- [EXERCISE DESCRIPTION]
Write the material out again exactly.
Start
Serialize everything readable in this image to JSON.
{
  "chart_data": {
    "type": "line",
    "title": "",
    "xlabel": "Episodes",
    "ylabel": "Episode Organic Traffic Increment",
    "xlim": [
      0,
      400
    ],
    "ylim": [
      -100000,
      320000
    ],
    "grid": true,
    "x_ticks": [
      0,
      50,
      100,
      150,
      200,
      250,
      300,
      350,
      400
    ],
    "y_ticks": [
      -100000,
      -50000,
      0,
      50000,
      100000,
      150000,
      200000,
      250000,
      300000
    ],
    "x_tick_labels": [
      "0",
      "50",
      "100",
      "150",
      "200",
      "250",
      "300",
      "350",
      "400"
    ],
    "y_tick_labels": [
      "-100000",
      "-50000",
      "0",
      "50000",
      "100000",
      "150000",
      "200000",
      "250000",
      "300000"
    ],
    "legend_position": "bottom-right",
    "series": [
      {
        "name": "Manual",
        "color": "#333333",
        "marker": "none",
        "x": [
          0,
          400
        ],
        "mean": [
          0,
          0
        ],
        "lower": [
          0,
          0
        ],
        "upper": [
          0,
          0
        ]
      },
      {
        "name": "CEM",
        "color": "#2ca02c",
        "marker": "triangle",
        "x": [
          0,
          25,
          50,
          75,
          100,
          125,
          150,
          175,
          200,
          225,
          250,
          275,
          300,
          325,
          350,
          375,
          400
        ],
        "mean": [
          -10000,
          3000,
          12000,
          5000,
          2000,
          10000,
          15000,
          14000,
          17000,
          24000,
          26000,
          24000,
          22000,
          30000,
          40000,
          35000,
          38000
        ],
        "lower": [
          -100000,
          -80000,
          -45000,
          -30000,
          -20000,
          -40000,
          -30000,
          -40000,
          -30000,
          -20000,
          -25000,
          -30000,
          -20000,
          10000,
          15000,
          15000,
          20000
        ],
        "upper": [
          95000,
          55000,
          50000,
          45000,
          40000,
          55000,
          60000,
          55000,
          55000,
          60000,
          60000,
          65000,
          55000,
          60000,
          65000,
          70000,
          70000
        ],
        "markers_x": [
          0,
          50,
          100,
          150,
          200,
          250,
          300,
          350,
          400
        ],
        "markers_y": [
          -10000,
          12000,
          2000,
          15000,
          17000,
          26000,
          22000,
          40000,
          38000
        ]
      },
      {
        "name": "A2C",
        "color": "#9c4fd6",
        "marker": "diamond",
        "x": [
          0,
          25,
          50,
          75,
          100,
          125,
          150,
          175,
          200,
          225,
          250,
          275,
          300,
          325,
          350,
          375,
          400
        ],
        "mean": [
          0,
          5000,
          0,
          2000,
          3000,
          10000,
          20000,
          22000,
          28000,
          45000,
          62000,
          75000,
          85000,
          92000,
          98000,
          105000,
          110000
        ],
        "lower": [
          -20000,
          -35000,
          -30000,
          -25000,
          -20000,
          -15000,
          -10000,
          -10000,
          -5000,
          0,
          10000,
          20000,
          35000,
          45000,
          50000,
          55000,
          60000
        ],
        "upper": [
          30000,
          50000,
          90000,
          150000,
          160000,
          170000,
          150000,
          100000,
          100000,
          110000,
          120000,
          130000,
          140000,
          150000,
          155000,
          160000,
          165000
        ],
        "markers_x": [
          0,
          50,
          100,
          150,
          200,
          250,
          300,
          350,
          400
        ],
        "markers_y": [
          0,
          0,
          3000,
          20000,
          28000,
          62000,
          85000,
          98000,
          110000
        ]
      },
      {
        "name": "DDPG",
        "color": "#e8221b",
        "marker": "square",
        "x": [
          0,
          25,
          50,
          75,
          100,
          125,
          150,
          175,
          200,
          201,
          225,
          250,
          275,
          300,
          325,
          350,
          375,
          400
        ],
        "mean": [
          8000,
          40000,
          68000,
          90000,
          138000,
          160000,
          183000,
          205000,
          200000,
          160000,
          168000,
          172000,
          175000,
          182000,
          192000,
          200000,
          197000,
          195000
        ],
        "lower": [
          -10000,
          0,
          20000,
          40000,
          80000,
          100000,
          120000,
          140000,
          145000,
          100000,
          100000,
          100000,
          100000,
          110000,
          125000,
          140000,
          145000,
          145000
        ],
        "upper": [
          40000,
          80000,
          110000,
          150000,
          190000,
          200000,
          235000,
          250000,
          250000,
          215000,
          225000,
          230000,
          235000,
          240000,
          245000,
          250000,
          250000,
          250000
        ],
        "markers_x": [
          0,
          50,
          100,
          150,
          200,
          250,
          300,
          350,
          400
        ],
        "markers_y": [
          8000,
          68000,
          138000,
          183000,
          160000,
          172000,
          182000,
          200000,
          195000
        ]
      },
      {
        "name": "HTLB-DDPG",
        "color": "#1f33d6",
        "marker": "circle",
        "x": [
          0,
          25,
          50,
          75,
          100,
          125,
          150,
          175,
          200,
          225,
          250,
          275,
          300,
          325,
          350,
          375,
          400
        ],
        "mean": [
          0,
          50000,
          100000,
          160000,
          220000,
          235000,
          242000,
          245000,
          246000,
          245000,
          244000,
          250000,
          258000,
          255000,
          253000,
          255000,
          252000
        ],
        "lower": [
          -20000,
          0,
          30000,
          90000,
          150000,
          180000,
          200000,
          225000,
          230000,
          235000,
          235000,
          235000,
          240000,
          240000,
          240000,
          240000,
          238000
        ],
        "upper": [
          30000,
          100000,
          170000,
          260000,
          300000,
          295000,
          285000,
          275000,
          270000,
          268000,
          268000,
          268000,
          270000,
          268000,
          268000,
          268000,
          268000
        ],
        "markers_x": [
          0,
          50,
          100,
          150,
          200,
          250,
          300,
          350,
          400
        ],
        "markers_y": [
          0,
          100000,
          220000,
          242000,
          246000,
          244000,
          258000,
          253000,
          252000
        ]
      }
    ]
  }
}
End
- [OUTPUT BELOW]
Serialize everything readable in this image to JSON.
{
  "chart_data": {
    "type": "line",
    "title": "",
    "xlabel": "Episodes",
    "ylabel": "Episode Organic Traffic Increment",
    "xlim": [
      0,
      400
    ],
    "ylim": [
      -100000,
      320000
    ],
    "grid": true,
    "x_ticks": [
      0,
      50,
      100,
      150,
      200,
      250,
      300,
      350,
      400
    ],
    "y_ticks": [
      -100000,
      -50000,
      0,
      50000,
      100000,
      150000,
      200000,
      250000,
      300000
    ],
    "x_tick_labels": [
      "0",
      "50",
      "100",
      "150",
      "200",
      "250",
      "300",
      "350",
      "400"
    ],
    "y_tick_labels": [
      "-100000",
      "-50000",
      "0",
      "50000",
      "100000",
      "150000",
      "200000",
      "250000",
      "300000"
    ],
    "legend_position": "bottom-right",
    "series": [
      {
        "name": "Manual",
        "color": "#333333",
        "marker": "none",
        "x": [
          0,
          400
        ],
        "mean": [
          0,
          0
        ],
        "lower": [
          0,
          0
        ],
        "upper": [
          0,
          0
        ]
      },
      {
        "name": "CEM",
        "color": "#2ca02c",
        "marker": "triangle",
        "x": [
          0,
          25,
          50,
          75,
          100,
          125,
          150,
          175,
          200,
          225,
          250,
          275,
          300,
          325,
          350,
          375,
          400
        ],
        "mean": [
          -10000,
          3000,
          12000,
          5000,
          2000,
          10000,
          15000,
          14000,
          17000,
          24000,
          26000,
          24000,
          22000,
          30000,
          40000,
          35000,
          38000
        ],
        "lower": [
          -100000,
          -80000,
          -45000,
          -30000,
          -20000,
          -40000,
          -30000,
          -40000,
          -30000,
          -20000,
          -25000,
          -30000,
          -20000,
          10000,
          15000,
          15000,
          20000
        ],
        "upper": [
          95000,
          55000,
          50000,
          45000,
          40000,
          55000,
          60000,
          55000,
          55000,
          60000,
          60000,
          65000,
          55000,
          60000,
          65000,
          70000,
          70000
        ],
        "markers_x": [
          0,
          50,
          100,
          150,
          200,
          250,
          300,
          350,
          400
        ],
        "markers_y": [
          -10000,
          12000,
          2000,
          15000,
          17000,
          26000,
          22000,
          40000,
          38000
        ]
      },
      {
        "name": "A2C",
        "color": "#9c4fd6",
        "marker": "diamond",
        "x": [
          0,
          25,
          50,
          75,
          100,
          125,
          150,
          175,
          200,
          225,
          250,
          275,
          300,
          325,
          350,
          375,
          400
        ],
        "mean": [
          0,
          5000,
          0,
          2000,
          3000,
          10000,
          20000,
          22000,
          28000,
          45000,
          62000,
          75000,
          85000,
          92000,
          98000,
          105000,
          110000
        ],
        "lower": [
          -20000,
          -35000,
          -30000,
          -25000,
          -20000,
          -15000,
          -10000,
          -10000,
          -5000,
          0,
          10000,
          20000,
          35000,
          45000,
          50000,
          55000,
          60000
        ],
        "upper": [
          30000,
          50000,
          90000,
          150000,
          160000,
          170000,
          150000,
          100000,
          100000,
          110000,
          120000,
          130000,
          140000,
          150000,
          155000,
          160000,
          165000
        ],
        "markers_x": [
          0,
          50,
          100,
          150,
          200,
          250,
          300,
          350,
          400
        ],
        "markers_y": [
          0,
          0,
          3000,
          20000,
          28000,
          62000,
          85000,
          98000,
          110000
        ]
      },
      {
        "name": "DDPG",
        "color": "#e8221b",
        "marker": "square",
        "x": [
          0,
          25,
          50,
          75,
          100,
          125,
          150,
          175,
          200,
          201,
          225,
          250,
          275,
          300,
          325,
          350,
          375,
          400
        ],
        "mean": [
          8000,
          40000,
          68000,
          90000,
          138000,
          160000,
          183000,
          205000,
          200000,
          160000,
          168000,
          172000,
          175000,
          182000,
          192000,
          200000,
          197000,
          195000
        ],
        "lower": [
          -10000,
          0,
          20000,
          40000,
          80000,
          100000,
          120000,
          140000,
          145000,
          100000,
          100000,
          100000,
          100000,
          110000,
          125000,
          140000,
          145000,
          145000
        ],
        "upper": [
          40000,
          80000,
          110000,
          150000,
          190000,
          200000,
          235000,
          250000,
          250000,
          215000,
          225000,
          230000,
          235000,
          240000,
          245000,
          250000,
          250000,
          250000
        ],
        "markers_x": [
          0,
          50,
          100,
          150,
          200,
          250,
          300,
          350,
          400
        ],
        "markers_y": [
          8000,
          68000,
          138000,
          183000,
          160000,
          172000,
          182000,
          200000,
          195000
        ]
      },
      {
        "name": "HTLB-DDPG",
        "color": "#1f33d6",
        "marker": "circle",
        "x": [
          0,
          25,
          50,
          75,
          100,
          125,
          150,
          175,
          200,
          225,
          250,
          275,
          300,
          325,
          350,
          375,
          400
        ],
        "mean": [
          0,
          50000,
          100000,
          160000,
          220000,
          235000,
          242000,
          245000,
          246000,
          245000,
          244000,
          250000,
          258000,
          255000,
          253000,
          255000,
          252000
        ],
        "lower": [
          -20000,
          0,
          30000,
          90000,
          150000,
          180000,
          200000,
          225000,
          230000,
          235000,
          235000,
          235000,
          240000,
          240000,
          240000,
          240000,
          238000
        ],
        "upper": [
          30000,
          100000,
          170000,
          260000,
          300000,
          295000,
          285000,
          275000,
          270000,
          268000,
          268000,
          268000,
          270000,
          268000,
          268000,
          268000,
          268000
        ],
        "markers_x": [
          0,
          50,
          100,
          150,
          200,
          250,
          300,
          350,
          400
        ],
        "markers_y": [
          0,
          100000,
          220000,
          242000,
          246000,
          244000,
          258000,
          253000,
          252000
        ]
      }
    ]
  }
}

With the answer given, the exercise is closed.